▶ SHORT PROBLEM: In the post below, list every kind of undesirable that its final paragraph names as people who could be sent off to colonize space.

It’s a big universe out there and we’ve uncovered only a tiny fraction of its secrets. We should keep digging because we never know what’s going to turn up.
I’ll pop up from vacation just to headdesk over people’s discomfort over the recent revelation that cats kill a lot of little creatures.
Um, they’re cats. Cats are predators. They have an instinct to kill. That instinct is impossible to surpress and shouldn’t be suppressed. Even the most domesticated cat can never be sure that their next meal is going to show up. Killing prey, even if they abandon it, keeps their skills sharp in case they ever need them. If they didn’t have this instinct, they would have gone extinct millions of years ago.
As I said on Twitter, if you want a small furry critter without a killer instinct, get a hamster.
I have to agree with this article on how people are using their televisions wrong. It’s distressing to think that a generation of Americans may grow up not knowing how movies are supposed to look. Oh, well, I guess they’re already growing up not knowing how an action scene is supposed to be filmed.
I’m doing more long-form posting of links I care to comment on. But here’s a few I don’t have time for.
I’ve actually thought for some time that the only way to colonize Mars would be to send people there on a one-way trip. Of course, you have to face the brutal reality that those who go are very likely to die in the attempt. Mars is not where we evolved and its environment is almost certain to have unknown hazards. But the back-and-forth business is simply not going to work.
In the end, I think Heinlein was right: space will be colonized by people we decide we’d rather dump off on another planet and let survive on their own. That’s how the Western World colonized the Americas and Australia. You combine some eccentric billionaires and an opportunity to get rid of political/racial/religious undesirables and we’ll spread through the Solar System in no time.

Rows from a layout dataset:

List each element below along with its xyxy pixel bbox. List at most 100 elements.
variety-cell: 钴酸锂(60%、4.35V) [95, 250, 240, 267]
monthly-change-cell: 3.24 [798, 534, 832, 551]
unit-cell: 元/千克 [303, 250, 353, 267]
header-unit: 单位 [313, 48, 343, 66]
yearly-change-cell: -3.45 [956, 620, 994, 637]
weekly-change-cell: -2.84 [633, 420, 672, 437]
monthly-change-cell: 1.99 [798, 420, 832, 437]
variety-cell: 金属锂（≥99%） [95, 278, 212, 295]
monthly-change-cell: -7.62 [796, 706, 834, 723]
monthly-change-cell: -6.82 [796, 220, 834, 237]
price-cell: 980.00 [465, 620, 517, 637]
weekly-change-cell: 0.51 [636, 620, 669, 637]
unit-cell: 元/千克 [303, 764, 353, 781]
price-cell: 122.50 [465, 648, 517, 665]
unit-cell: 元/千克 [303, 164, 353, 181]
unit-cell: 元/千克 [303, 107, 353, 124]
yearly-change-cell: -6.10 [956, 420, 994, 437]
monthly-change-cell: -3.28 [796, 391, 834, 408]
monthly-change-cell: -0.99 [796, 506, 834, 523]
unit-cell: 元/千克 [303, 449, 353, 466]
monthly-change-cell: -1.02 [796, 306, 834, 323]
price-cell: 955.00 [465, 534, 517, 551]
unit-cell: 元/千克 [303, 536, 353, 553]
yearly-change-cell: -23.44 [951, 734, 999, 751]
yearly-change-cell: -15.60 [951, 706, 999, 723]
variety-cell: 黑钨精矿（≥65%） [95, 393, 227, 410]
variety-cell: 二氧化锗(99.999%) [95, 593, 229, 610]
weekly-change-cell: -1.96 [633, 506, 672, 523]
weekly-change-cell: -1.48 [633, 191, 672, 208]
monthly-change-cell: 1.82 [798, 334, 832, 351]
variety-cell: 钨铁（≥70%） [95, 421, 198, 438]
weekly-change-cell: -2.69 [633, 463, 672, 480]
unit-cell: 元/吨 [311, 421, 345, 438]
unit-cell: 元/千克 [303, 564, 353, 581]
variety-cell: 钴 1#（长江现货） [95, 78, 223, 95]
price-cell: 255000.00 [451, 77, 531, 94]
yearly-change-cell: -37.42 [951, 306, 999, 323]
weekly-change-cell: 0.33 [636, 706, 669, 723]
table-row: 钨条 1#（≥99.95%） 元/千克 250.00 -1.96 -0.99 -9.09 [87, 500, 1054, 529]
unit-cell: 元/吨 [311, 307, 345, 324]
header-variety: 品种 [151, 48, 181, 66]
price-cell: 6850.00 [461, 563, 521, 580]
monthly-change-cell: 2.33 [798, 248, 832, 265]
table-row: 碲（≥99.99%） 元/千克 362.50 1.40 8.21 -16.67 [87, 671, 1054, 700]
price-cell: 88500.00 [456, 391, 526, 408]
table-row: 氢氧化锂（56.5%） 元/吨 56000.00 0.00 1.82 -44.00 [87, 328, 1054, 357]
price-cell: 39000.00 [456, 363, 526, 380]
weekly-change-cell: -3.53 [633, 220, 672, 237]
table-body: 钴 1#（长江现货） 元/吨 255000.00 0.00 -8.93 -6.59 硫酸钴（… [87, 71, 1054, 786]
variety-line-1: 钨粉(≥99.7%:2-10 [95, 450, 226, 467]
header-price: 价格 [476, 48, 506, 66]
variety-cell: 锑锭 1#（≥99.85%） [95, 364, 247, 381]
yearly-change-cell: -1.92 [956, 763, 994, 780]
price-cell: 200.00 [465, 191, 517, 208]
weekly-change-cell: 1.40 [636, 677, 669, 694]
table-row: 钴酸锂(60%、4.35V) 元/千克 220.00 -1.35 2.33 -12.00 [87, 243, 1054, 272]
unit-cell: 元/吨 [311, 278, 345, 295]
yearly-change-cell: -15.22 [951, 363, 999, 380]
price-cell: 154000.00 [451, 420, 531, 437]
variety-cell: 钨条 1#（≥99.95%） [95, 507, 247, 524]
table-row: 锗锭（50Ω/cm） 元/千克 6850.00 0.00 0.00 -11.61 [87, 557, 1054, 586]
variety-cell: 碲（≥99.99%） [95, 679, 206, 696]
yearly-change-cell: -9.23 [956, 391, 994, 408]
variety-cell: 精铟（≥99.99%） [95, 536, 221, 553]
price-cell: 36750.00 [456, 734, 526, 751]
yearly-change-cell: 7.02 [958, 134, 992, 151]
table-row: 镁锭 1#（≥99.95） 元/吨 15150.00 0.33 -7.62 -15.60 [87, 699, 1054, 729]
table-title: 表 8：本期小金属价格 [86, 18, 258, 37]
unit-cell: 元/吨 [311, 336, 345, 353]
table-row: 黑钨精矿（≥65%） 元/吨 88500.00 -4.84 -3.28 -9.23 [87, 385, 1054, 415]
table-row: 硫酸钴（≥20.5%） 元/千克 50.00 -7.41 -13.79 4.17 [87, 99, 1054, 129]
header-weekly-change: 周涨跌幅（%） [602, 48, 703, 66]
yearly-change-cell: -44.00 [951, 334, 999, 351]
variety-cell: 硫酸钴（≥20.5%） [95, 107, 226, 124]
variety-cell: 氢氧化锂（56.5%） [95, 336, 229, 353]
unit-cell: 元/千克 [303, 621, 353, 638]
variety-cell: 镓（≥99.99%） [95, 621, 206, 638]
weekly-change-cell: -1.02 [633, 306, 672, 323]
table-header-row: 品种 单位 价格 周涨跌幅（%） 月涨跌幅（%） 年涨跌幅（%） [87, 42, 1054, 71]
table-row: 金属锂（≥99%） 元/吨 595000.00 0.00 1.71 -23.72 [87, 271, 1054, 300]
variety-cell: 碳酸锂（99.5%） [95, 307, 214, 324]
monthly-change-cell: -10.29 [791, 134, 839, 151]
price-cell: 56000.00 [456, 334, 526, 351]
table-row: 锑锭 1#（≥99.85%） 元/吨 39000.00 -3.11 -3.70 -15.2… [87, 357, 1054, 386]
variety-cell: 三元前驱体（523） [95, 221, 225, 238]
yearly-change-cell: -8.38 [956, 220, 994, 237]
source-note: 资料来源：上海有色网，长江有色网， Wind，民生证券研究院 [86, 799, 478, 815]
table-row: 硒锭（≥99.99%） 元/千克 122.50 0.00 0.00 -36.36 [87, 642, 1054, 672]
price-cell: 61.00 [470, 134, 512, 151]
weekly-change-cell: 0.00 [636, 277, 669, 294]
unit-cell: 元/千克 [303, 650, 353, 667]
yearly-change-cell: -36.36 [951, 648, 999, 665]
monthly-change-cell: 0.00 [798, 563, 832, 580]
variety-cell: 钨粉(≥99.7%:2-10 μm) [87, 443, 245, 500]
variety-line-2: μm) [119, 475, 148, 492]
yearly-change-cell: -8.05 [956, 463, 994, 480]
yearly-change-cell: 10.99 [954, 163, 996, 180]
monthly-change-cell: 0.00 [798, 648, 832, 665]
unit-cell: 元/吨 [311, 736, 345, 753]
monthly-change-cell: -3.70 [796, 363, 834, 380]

▶ WRITTEN SOLUTION:
- Political
- Racial
- Religious